__Data provided__:
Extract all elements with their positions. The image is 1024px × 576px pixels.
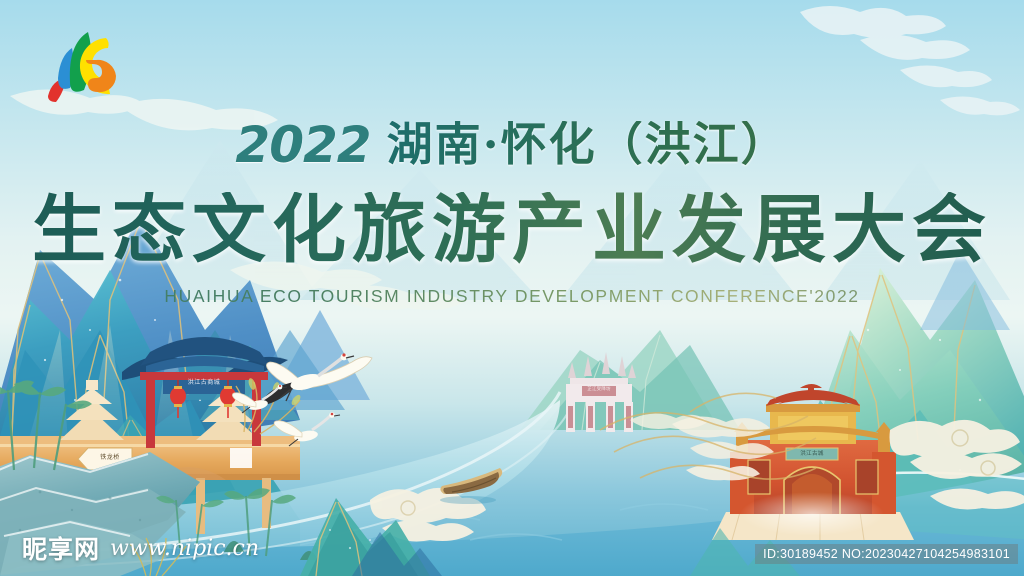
title-block: 2022 湖南·怀化（洪江） 生态文化旅游产业发展大会 HUAIHUA ECO …	[0, 118, 1024, 307]
gate-plaque-text: 洪江古商城	[167, 377, 241, 386]
watermark-site-name: 昵享网	[22, 530, 100, 566]
image-id-badge: ID:30189452 NO:20230427104254983101	[755, 544, 1018, 564]
conference-poster: 2022 湖南·怀化（洪江） 生态文化旅游产业发展大会 HUAIHUA ECO …	[0, 0, 1024, 576]
locale-label: 湖南·怀化（洪江）	[387, 121, 789, 167]
watermark: 昵享网 www.nipic.cn	[22, 530, 259, 566]
archway-plaque-text: 芷江受降坊	[582, 386, 616, 392]
subtitle-english: HUAIHUA ECO TOURISM INDUSTRY DEVELOPMENT…	[0, 286, 1024, 307]
huaihua-tourism-logo	[44, 26, 140, 106]
page-title: 生态文化旅游产业发展大会	[0, 192, 1024, 270]
year-label: 2022	[235, 120, 370, 170]
header-line: 2022 湖南·怀化（洪江）	[0, 118, 1024, 178]
temple-plaque-text: 洪江古城	[786, 449, 838, 457]
watermark-site-url: www.nipic.cn	[110, 536, 259, 561]
bridge-plaque-text: 铁龙桥	[90, 452, 130, 461]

__Objective__:
Copy every line above word for word, without the picture.

__Solution to this task__:
Extract all elements with their positions. The image is 1024px × 576px pixels.
title-block: 2022 湖南·怀化（洪江） 生态文化旅游产业发展大会 HUAIHUA ECO …	[0, 118, 1024, 307]
gate-plaque-text: 洪江古商城	[167, 377, 241, 386]
watermark-site-name: 昵享网	[22, 530, 100, 566]
image-id-badge: ID:30189452 NO:20230427104254983101	[755, 544, 1018, 564]
conference-poster: 2022 湖南·怀化（洪江） 生态文化旅游产业发展大会 HUAIHUA ECO …	[0, 0, 1024, 576]
locale-label: 湖南·怀化（洪江）	[387, 121, 789, 167]
watermark: 昵享网 www.nipic.cn	[22, 530, 259, 566]
archway-plaque-text: 芷江受降坊	[582, 386, 616, 392]
subtitle-english: HUAIHUA ECO TOURISM INDUSTRY DEVELOPMENT…	[0, 286, 1024, 307]
huaihua-tourism-logo	[44, 26, 140, 106]
page-title: 生态文化旅游产业发展大会	[0, 192, 1024, 270]
year-label: 2022	[235, 120, 370, 170]
header-line: 2022 湖南·怀化（洪江）	[0, 118, 1024, 178]
temple-plaque-text: 洪江古城	[786, 449, 838, 457]
watermark-site-url: www.nipic.cn	[110, 536, 259, 561]
bridge-plaque-text: 铁龙桥	[90, 452, 130, 461]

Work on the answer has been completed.